WORK TO BE COMPLETED:
Retype every entry exactly, character for character.

DATA FOR THIS TASK:
========

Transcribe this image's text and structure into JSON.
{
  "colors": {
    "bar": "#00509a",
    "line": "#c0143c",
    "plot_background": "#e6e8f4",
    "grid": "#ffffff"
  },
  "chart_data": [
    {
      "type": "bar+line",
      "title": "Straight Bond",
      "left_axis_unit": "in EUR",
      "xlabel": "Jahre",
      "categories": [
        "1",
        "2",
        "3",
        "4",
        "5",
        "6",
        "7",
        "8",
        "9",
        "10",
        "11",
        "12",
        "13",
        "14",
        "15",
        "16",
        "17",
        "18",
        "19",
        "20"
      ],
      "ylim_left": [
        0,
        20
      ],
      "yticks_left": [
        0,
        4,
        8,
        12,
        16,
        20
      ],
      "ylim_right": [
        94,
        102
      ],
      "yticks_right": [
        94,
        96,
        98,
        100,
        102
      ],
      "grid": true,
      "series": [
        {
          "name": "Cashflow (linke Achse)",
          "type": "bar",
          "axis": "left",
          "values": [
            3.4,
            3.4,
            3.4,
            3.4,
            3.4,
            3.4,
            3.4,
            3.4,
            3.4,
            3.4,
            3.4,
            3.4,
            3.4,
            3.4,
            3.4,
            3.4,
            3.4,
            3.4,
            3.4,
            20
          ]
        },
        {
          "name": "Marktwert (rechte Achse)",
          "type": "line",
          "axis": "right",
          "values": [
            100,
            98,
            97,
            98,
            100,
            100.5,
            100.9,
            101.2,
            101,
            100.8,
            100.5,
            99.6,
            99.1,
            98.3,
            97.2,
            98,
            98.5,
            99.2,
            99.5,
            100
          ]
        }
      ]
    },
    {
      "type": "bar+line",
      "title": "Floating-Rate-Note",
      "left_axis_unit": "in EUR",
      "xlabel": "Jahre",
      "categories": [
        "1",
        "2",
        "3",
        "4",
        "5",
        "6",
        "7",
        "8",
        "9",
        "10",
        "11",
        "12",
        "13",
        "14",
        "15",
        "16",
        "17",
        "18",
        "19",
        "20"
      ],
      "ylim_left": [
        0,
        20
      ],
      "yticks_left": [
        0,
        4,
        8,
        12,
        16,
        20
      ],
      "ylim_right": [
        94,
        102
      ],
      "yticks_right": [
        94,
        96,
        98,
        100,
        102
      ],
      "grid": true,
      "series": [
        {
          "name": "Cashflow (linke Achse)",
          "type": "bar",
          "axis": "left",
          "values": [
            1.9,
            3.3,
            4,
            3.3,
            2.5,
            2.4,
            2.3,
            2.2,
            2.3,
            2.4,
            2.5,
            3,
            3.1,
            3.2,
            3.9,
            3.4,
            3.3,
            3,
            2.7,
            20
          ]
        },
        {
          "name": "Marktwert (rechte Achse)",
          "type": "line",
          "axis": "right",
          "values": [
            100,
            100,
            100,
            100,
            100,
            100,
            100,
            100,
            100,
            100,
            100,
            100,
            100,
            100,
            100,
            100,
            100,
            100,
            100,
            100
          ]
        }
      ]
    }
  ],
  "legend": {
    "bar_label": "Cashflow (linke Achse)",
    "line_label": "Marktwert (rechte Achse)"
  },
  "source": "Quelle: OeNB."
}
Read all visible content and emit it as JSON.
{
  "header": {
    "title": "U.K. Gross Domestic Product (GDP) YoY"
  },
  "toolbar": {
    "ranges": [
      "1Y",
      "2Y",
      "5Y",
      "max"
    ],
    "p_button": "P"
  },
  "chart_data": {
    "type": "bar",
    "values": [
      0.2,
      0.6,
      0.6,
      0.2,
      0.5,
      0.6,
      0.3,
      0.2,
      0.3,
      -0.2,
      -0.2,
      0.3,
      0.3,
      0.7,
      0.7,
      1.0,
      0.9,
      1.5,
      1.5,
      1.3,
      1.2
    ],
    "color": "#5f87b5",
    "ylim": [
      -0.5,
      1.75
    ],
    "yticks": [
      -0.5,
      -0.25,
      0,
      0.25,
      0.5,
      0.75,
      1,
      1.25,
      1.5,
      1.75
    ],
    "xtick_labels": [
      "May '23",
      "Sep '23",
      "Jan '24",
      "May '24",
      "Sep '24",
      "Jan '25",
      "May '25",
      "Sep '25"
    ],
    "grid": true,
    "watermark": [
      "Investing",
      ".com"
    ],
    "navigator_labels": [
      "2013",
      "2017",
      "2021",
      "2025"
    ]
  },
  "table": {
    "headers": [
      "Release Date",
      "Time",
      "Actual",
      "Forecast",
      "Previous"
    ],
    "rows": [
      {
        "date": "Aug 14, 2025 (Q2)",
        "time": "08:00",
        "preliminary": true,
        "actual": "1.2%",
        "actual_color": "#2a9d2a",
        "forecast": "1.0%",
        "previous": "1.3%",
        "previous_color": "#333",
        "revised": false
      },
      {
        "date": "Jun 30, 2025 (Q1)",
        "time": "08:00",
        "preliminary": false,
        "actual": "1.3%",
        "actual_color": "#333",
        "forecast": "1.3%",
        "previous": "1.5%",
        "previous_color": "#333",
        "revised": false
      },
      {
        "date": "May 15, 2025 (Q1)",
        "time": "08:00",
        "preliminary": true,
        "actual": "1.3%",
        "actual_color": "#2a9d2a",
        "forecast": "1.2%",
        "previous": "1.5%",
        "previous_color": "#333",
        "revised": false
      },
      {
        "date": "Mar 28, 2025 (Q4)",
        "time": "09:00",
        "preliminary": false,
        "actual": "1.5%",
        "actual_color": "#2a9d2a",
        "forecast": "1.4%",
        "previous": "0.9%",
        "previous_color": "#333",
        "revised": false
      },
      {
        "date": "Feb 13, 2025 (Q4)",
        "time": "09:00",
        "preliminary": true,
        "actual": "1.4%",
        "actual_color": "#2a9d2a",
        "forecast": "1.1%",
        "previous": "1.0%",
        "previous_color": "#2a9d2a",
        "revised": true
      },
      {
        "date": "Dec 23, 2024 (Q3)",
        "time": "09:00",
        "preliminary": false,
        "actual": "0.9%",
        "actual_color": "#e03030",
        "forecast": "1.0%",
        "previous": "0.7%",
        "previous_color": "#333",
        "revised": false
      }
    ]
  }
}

========

RESPONSE BELOW:
Transcribe this image's text and structure into JSON.
{
  "colors": {
    "bar": "#00509a",
    "line": "#c0143c",
    "plot_background": "#e6e8f4",
    "grid": "#ffffff"
  },
  "chart_data": [
    {
      "type": "bar+line",
      "title": "Straight Bond",
      "left_axis_unit": "in EUR",
      "xlabel": "Jahre",
      "categories": [
        "1",
        "2",
        "3",
        "4",
        "5",
        "6",
        "7",
        "8",
        "9",
        "10",
        "11",
        "12",
        "13",
        "14",
        "15",
        "16",
        "17",
        "18",
        "19",
        "20"
      ],
      "ylim_left": [
        0,
        20
      ],
      "yticks_left": [
        0,
        4,
        8,
        12,
        16,
        20
      ],
      "ylim_right": [
        94,
        102
      ],
      "yticks_right": [
        94,
        96,
        98,
        100,
        102
      ],
      "grid": true,
      "series": [
        {
          "name": "Cashflow (linke Achse)",
          "type": "bar",
          "axis": "left",
          "values": [
            3.4,
            3.4,
            3.4,
            3.4,
            3.4,
            3.4,
            3.4,
            3.4,
            3.4,
            3.4,
            3.4,
            3.4,
            3.4,
            3.4,
            3.4,
            3.4,
            3.4,
            3.4,
            3.4,
            20
          ]
        },
        {
          "name": "Marktwert (rechte Achse)",
          "type": "line",
          "axis": "right",
          "values": [
            100,
            98,
            97,
            98,
            100,
            100.5,
            100.9,
            101.2,
            101,
            100.8,
            100.5,
            99.6,
            99.1,
            98.3,
            97.2,
            98,
            98.5,
            99.2,
            99.5,
            100
          ]
        }
      ]
    },
    {
      "type": "bar+line",
      "title": "Floating-Rate-Note",
      "left_axis_unit": "in EUR",
      "xlabel": "Jahre",
      "categories": [
        "1",
        "2",
        "3",
        "4",
        "5",
        "6",
        "7",
        "8",
        "9",
        "10",
        "11",
        "12",
        "13",
        "14",
        "15",
        "16",
        "17",
        "18",
        "19",
        "20"
      ],
      "ylim_left": [
        0,
        20
      ],
      "yticks_left": [
        0,
        4,
        8,
        12,
        16,
        20
      ],
      "ylim_right": [
        94,
        102
      ],
      "yticks_right": [
        94,
        96,
        98,
        100,
        102
      ],
      "grid": true,
      "series": [
        {
          "name": "Cashflow (linke Achse)",
          "type": "bar",
          "axis": "left",
          "values": [
            1.9,
            3.3,
            4,
            3.3,
            2.5,
            2.4,
            2.3,
            2.2,
            2.3,
            2.4,
            2.5,
            3,
            3.1,
            3.2,
            3.9,
            3.4,
            3.3,
            3,
            2.7,
            20
          ]
        },
        {
          "name": "Marktwert (rechte Achse)",
          "type": "line",
          "axis": "right",
          "values": [
            100,
            100,
            100,
            100,
            100,
            100,
            100,
            100,
            100,
            100,
            100,
            100,
            100,
            100,
            100,
            100,
            100,
            100,
            100,
            100
          ]
        }
      ]
    }
  ],
  "legend": {
    "bar_label": "Cashflow (linke Achse)",
    "line_label": "Marktwert (rechte Achse)"
  },
  "source": "Quelle: OeNB."
}
Read all visible content and emit it as JSON.
{
  "header": {
    "title": "U.K. Gross Domestic Product (GDP) YoY"
  },
  "toolbar": {
    "ranges": [
      "1Y",
      "2Y",
      "5Y",
      "max"
    ],
    "p_button": "P"
  },
  "chart_data": {
    "type": "bar",
    "values": [
      0.2,
      0.6,
      0.6,
      0.2,
      0.5,
      0.6,
      0.3,
      0.2,
      0.3,
      -0.2,
      -0.2,
      0.3,
      0.3,
      0.7,
      0.7,
      1.0,
      0.9,
      1.5,
      1.5,
      1.3,
      1.2
    ],
    "color": "#5f87b5",
    "ylim": [
      -0.5,
      1.75
    ],
    "yticks": [
      -0.5,
      -0.25,
      0,
      0.25,
      0.5,
      0.75,
      1,
      1.25,
      1.5,
      1.75
    ],
    "xtick_labels": [
      "May '23",
      "Sep '23",
      "Jan '24",
      "May '24",
      "Sep '24",
      "Jan '25",
      "May '25",
      "Sep '25"
    ],
    "grid": true,
    "watermark": [
      "Investing",
      ".com"
    ],
    "navigator_labels": [
      "2013",
      "2017",
      "2021",
      "2025"
    ]
  },
  "table": {
    "headers": [
      "Release Date",
      "Time",
      "Actual",
      "Forecast",
      "Previous"
    ],
    "rows": [
      {
        "date": "Aug 14, 2025 (Q2)",
        "time": "08:00",
        "preliminary": true,
        "actual": "1.2%",
        "actual_color": "#2a9d2a",
        "forecast": "1.0%",
        "previous": "1.3%",
        "previous_color": "#333",
        "revised": false
      },
      {
        "date": "Jun 30, 2025 (Q1)",
        "time": "08:00",
        "preliminary": false,
        "actual": "1.3%",
        "actual_color": "#333",
        "forecast": "1.3%",
        "previous": "1.5%",
        "previous_color": "#333",
        "revised": false
      },
      {
        "date": "May 15, 2025 (Q1)",
        "time": "08:00",
        "preliminary": true,
        "actual": "1.3%",
        "actual_color": "#2a9d2a",
        "forecast": "1.2%",
        "previous": "1.5%",
        "previous_color": "#333",
        "revised": false
      },
      {
        "date": "Mar 28, 2025 (Q4)",
        "time": "09:00",
        "preliminary": false,
        "actual": "1.5%",
        "actual_color": "#2a9d2a",
        "forecast": "1.4%",
        "previous": "0.9%",
        "previous_color": "#333",
        "revised": false
      },
      {
        "date": "Feb 13, 2025 (Q4)",
        "time": "09:00",
        "preliminary": true,
        "actual": "1.4%",
        "actual_color": "#2a9d2a",
        "forecast": "1.1%",
        "previous": "1.0%",
        "previous_color": "#2a9d2a",
        "revised": true
      },
      {
        "date": "Dec 23, 2024 (Q3)",
        "time": "09:00",
        "preliminary": false,
        "actual": "0.9%",
        "actual_color": "#e03030",
        "forecast": "1.0%",
        "previous": "0.7%",
        "previous_color": "#333",
        "revised": false
      }
    ]
  }
}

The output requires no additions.